- **Short exercise**:
Take down each entry exactly as written.

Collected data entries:
#####
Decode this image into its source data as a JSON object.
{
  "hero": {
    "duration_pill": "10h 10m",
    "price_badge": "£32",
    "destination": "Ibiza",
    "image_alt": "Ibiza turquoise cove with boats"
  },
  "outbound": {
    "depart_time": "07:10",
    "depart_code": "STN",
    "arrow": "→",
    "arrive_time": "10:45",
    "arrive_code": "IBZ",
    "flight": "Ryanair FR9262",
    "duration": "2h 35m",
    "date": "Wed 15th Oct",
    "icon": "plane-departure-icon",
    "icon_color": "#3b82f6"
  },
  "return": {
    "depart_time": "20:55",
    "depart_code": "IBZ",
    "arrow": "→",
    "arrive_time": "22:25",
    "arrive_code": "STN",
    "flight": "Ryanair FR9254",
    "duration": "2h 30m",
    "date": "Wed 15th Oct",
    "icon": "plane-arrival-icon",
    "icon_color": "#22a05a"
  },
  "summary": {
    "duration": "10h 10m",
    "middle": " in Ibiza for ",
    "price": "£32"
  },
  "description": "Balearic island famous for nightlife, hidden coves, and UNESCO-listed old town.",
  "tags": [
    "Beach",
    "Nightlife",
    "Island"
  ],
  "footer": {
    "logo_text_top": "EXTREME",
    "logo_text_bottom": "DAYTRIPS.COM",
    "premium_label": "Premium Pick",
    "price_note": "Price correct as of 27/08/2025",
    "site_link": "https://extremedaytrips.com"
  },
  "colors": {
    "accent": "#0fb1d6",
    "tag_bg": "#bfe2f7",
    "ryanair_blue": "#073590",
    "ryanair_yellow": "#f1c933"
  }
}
#####
- **The response**:
Decode this image into its source data as a JSON object.
{
  "hero": {
    "duration_pill": "10h 10m",
    "price_badge": "£32",
    "destination": "Ibiza",
    "image_alt": "Ibiza turquoise cove with boats"
  },
  "outbound": {
    "depart_time": "07:10",
    "depart_code": "STN",
    "arrow": "→",
    "arrive_time": "10:45",
    "arrive_code": "IBZ",
    "flight": "Ryanair FR9262",
    "duration": "2h 35m",
    "date": "Wed 15th Oct",
    "icon": "plane-departure-icon",
    "icon_color": "#3b82f6"
  },
  "return": {
    "depart_time": "20:55",
    "depart_code": "IBZ",
    "arrow": "→",
    "arrive_time": "22:25",
    "arrive_code": "STN",
    "flight": "Ryanair FR9254",
    "duration": "2h 30m",
    "date": "Wed 15th Oct",
    "icon": "plane-arrival-icon",
    "icon_color": "#22a05a"
  },
  "summary": {
    "duration": "10h 10m",
    "middle": " in Ibiza for ",
    "price": "£32"
  },
  "description": "Balearic island famous for nightlife, hidden coves, and UNESCO-listed old town.",
  "tags": [
    "Beach",
    "Nightlife",
    "Island"
  ],
  "footer": {
    "logo_text_top": "EXTREME",
    "logo_text_bottom": "DAYTRIPS.COM",
    "premium_label": "Premium Pick",
    "price_note": "Price correct as of 27/08/2025",
    "site_link": "https://extremedaytrips.com"
  },
  "colors": {
    "accent": "#0fb1d6",
    "tag_bg": "#bfe2f7",
    "ryanair_blue": "#073590",
    "ryanair_yellow": "#f1c933"
  }
}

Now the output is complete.